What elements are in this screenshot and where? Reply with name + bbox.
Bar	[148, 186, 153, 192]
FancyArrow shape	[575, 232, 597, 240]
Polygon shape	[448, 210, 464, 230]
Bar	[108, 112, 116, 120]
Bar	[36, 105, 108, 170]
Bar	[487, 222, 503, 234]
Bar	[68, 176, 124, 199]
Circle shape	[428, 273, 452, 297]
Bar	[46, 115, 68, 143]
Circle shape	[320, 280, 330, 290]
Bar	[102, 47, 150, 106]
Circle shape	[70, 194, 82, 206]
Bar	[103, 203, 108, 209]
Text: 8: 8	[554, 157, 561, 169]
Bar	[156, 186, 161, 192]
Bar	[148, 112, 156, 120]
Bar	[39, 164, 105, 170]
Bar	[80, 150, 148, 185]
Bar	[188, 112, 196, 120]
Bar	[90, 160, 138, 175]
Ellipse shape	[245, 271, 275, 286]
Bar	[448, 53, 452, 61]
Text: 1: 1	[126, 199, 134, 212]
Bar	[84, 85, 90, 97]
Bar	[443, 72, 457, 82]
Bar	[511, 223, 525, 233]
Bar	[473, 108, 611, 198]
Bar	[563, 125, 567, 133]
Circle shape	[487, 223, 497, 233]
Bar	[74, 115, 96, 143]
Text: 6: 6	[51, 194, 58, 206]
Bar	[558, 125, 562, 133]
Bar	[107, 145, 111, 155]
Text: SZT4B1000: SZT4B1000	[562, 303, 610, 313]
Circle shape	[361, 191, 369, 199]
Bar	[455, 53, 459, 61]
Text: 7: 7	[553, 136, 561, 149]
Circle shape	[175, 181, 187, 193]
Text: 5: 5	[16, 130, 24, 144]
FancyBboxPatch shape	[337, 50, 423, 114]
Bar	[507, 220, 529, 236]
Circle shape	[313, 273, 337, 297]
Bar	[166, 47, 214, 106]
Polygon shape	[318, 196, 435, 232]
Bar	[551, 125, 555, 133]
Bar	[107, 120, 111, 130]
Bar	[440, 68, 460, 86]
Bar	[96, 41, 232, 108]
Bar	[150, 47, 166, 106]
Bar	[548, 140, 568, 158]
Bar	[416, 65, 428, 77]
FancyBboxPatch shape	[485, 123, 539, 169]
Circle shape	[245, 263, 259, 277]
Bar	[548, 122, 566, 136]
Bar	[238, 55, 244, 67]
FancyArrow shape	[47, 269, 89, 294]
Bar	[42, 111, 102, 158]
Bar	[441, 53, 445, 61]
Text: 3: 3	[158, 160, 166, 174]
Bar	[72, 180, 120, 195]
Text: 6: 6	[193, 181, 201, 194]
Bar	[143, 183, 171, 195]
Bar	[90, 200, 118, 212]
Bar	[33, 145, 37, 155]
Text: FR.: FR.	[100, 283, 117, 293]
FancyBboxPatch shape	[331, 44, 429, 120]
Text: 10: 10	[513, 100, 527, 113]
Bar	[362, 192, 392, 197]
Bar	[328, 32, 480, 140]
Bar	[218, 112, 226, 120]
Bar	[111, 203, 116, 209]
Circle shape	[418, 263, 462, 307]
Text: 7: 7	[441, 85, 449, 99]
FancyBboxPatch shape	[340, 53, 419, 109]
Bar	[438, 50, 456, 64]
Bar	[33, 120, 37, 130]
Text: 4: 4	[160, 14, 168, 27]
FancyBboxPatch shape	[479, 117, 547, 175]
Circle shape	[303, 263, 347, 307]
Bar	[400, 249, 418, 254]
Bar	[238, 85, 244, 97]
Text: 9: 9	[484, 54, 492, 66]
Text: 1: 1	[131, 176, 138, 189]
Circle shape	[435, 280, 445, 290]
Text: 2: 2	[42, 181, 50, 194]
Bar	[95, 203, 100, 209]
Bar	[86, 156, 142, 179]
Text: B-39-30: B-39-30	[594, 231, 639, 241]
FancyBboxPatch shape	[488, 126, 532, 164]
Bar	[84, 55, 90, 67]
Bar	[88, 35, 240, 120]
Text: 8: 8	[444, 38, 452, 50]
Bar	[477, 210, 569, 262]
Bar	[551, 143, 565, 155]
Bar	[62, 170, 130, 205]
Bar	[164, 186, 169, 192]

##############################

Reproduce every line of the records above exactly as given, keeping each name and its bounding box unchanged.

What elements are in this screenshot and where? Reply with name + bbox.
Bar	[148, 186, 153, 192]
FancyArrow shape	[575, 232, 597, 240]
Polygon shape	[448, 210, 464, 230]
Bar	[108, 112, 116, 120]
Bar	[36, 105, 108, 170]
Bar	[487, 222, 503, 234]
Bar	[68, 176, 124, 199]
Circle shape	[428, 273, 452, 297]
Bar	[46, 115, 68, 143]
Circle shape	[320, 280, 330, 290]
Bar	[102, 47, 150, 106]
Circle shape	[70, 194, 82, 206]
Bar	[103, 203, 108, 209]
Text: 8: 8	[554, 157, 561, 169]
Bar	[156, 186, 161, 192]
Bar	[148, 112, 156, 120]
Bar	[39, 164, 105, 170]
Bar	[80, 150, 148, 185]
Bar	[188, 112, 196, 120]
Bar	[90, 160, 138, 175]
Ellipse shape	[245, 271, 275, 286]
Bar	[448, 53, 452, 61]
Text: 1: 1	[126, 199, 134, 212]
Bar	[84, 85, 90, 97]
Bar	[443, 72, 457, 82]
Bar	[511, 223, 525, 233]
Bar	[473, 108, 611, 198]
Bar	[563, 125, 567, 133]
Circle shape	[487, 223, 497, 233]
Bar	[74, 115, 96, 143]
Text: 6: 6	[51, 194, 58, 206]
Bar	[558, 125, 562, 133]
Bar	[107, 145, 111, 155]
Text: SZT4B1000: SZT4B1000	[562, 303, 610, 313]
Circle shape	[361, 191, 369, 199]
Bar	[455, 53, 459, 61]
Text: 7: 7	[553, 136, 561, 149]
Circle shape	[175, 181, 187, 193]
Text: 5: 5	[16, 130, 24, 144]
FancyBboxPatch shape	[337, 50, 423, 114]
Bar	[507, 220, 529, 236]
Circle shape	[313, 273, 337, 297]
Bar	[166, 47, 214, 106]
Polygon shape	[318, 196, 435, 232]
Bar	[551, 125, 555, 133]
Bar	[107, 120, 111, 130]
Bar	[440, 68, 460, 86]
Bar	[96, 41, 232, 108]
Bar	[150, 47, 166, 106]
Bar	[548, 140, 568, 158]
Bar	[416, 65, 428, 77]
FancyBboxPatch shape	[485, 123, 539, 169]
Circle shape	[245, 263, 259, 277]
Bar	[548, 122, 566, 136]
Bar	[238, 55, 244, 67]
FancyArrow shape	[47, 269, 89, 294]
Bar	[42, 111, 102, 158]
Bar	[441, 53, 445, 61]
Text: 3: 3	[158, 160, 166, 174]
Bar	[72, 180, 120, 195]
Text: 6: 6	[193, 181, 201, 194]
Bar	[143, 183, 171, 195]
Bar	[90, 200, 118, 212]
Bar	[33, 145, 37, 155]
Text: FR.: FR.	[100, 283, 117, 293]
FancyBboxPatch shape	[331, 44, 429, 120]
Text: 10: 10	[513, 100, 527, 113]
Bar	[362, 192, 392, 197]
Bar	[328, 32, 480, 140]
Bar	[218, 112, 226, 120]
Bar	[111, 203, 116, 209]
Circle shape	[418, 263, 462, 307]
Text: 7: 7	[441, 85, 449, 99]
FancyBboxPatch shape	[340, 53, 419, 109]
Bar	[438, 50, 456, 64]
Bar	[33, 120, 37, 130]
Text: 4: 4	[160, 14, 168, 27]
FancyBboxPatch shape	[479, 117, 547, 175]
Circle shape	[303, 263, 347, 307]
Bar	[400, 249, 418, 254]
Bar	[238, 85, 244, 97]
Text: 9: 9	[484, 54, 492, 66]
Text: 1: 1	[131, 176, 138, 189]
Circle shape	[435, 280, 445, 290]
Text: 2: 2	[42, 181, 50, 194]
Bar	[95, 203, 100, 209]
Bar	[86, 156, 142, 179]
Text: B-39-30: B-39-30	[594, 231, 639, 241]
FancyBboxPatch shape	[488, 126, 532, 164]
Bar	[84, 55, 90, 67]
Bar	[88, 35, 240, 120]
Text: 8: 8	[444, 38, 452, 50]
Bar	[477, 210, 569, 262]
Bar	[551, 143, 565, 155]
Bar	[62, 170, 130, 205]
Bar	[164, 186, 169, 192]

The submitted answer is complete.